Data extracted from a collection
==========
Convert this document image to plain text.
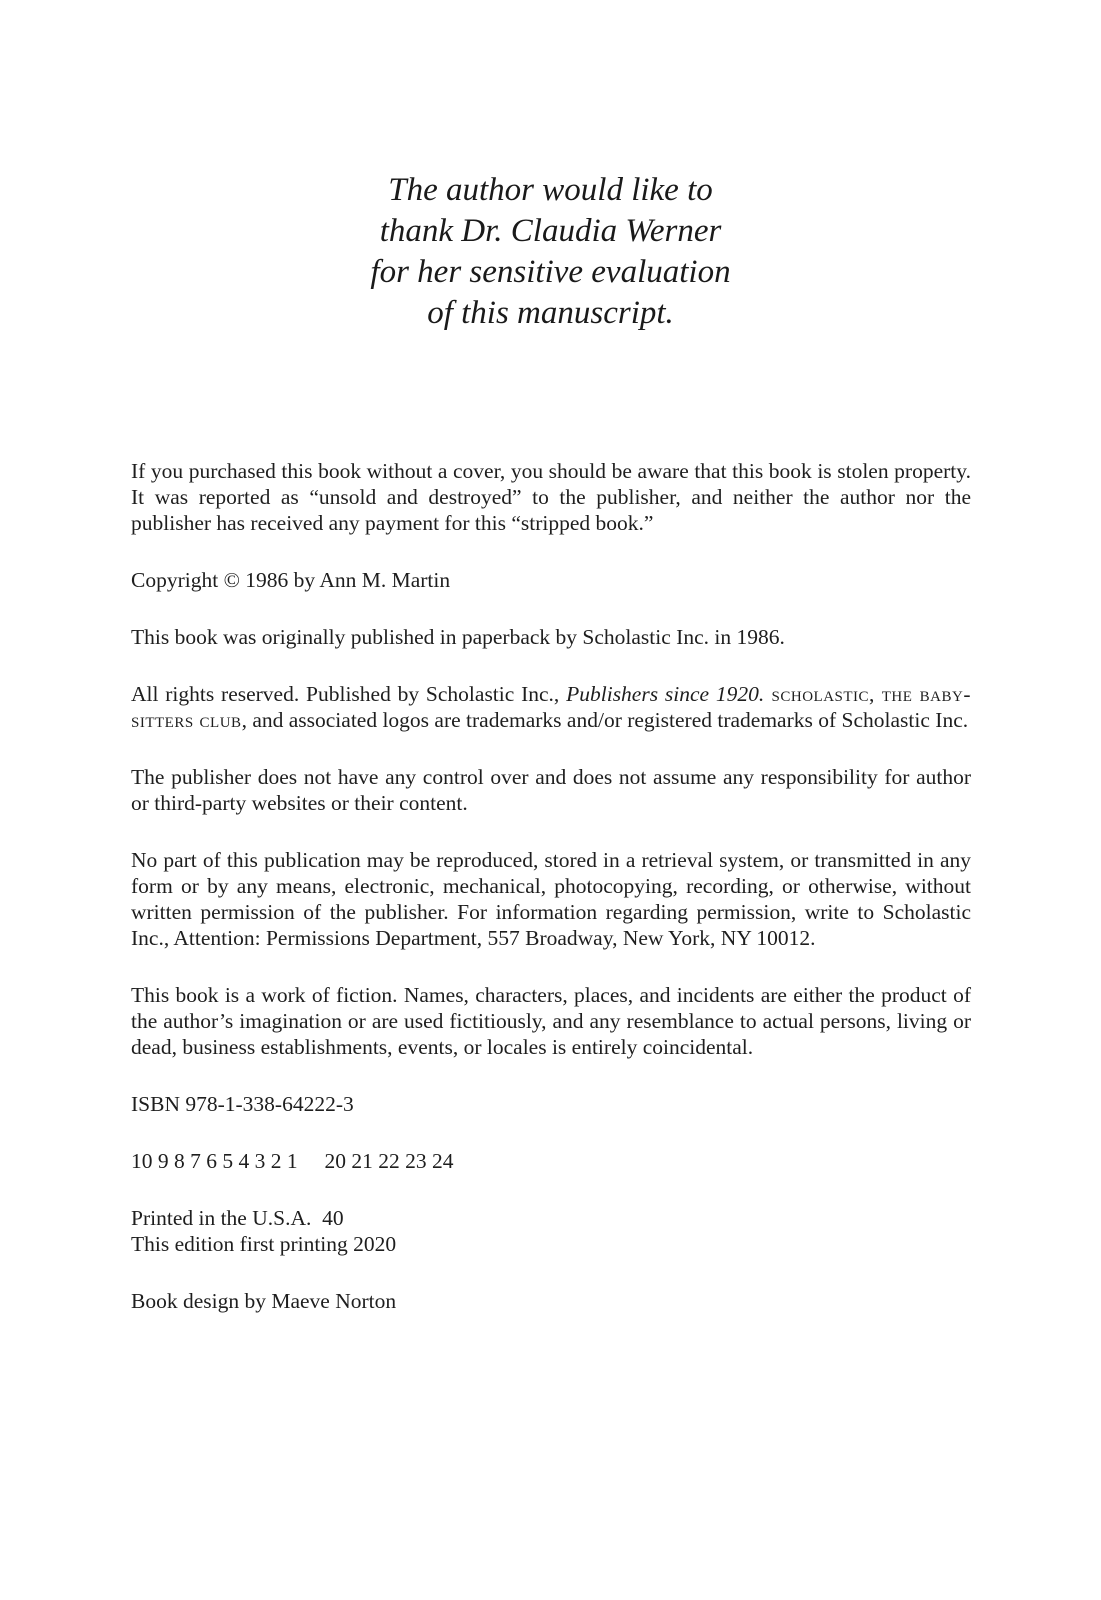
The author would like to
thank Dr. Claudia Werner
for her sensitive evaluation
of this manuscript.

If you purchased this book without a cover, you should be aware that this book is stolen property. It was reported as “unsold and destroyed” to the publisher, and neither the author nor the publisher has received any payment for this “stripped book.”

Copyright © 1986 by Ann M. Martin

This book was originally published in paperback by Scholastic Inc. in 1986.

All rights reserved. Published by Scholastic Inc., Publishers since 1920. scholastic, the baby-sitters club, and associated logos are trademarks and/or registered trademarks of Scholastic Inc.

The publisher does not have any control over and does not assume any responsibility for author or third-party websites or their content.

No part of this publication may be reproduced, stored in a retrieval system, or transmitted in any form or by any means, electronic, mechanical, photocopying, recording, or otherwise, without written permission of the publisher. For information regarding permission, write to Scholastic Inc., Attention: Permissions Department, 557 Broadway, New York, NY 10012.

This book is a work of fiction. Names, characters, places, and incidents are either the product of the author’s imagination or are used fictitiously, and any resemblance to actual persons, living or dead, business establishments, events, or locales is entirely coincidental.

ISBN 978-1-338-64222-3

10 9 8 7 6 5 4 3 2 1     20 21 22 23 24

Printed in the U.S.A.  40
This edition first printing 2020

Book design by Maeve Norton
==========
Repeat the material above word for word, please, apart from its images.

• _Finished answer_:
Convert this document image to plain text.
The author would like to
thank Dr. Claudia Werner
for her sensitive evaluation
of this manuscript.

If you purchased this book without a cover, you should be aware that this book is stolen property. It was reported as “unsold and destroyed” to the publisher, and neither the author nor the publisher has received any payment for this “stripped book.”

Copyright © 1986 by Ann M. Martin

This book was originally published in paperback by Scholastic Inc. in 1986.

All rights reserved. Published by Scholastic Inc., Publishers since 1920. scholastic, the baby-sitters club, and associated logos are trademarks and/or registered trademarks of Scholastic Inc.

The publisher does not have any control over and does not assume any responsibility for author or third-party websites or their content.

No part of this publication may be reproduced, stored in a retrieval system, or transmitted in any form or by any means, electronic, mechanical, photocopying, recording, or otherwise, without written permission of the publisher. For information regarding permission, write to Scholastic Inc., Attention: Permissions Department, 557 Broadway, New York, NY 10012.

This book is a work of fiction. Names, characters, places, and incidents are either the product of the author’s imagination or are used fictitiously, and any resemblance to actual persons, living or dead, business establishments, events, or locales is entirely coincidental.

ISBN 978-1-338-64222-3

10 9 8 7 6 5 4 3 2 1     20 21 22 23 24

Printed in the U.S.A.  40
This edition first printing 2020

Book design by Maeve Norton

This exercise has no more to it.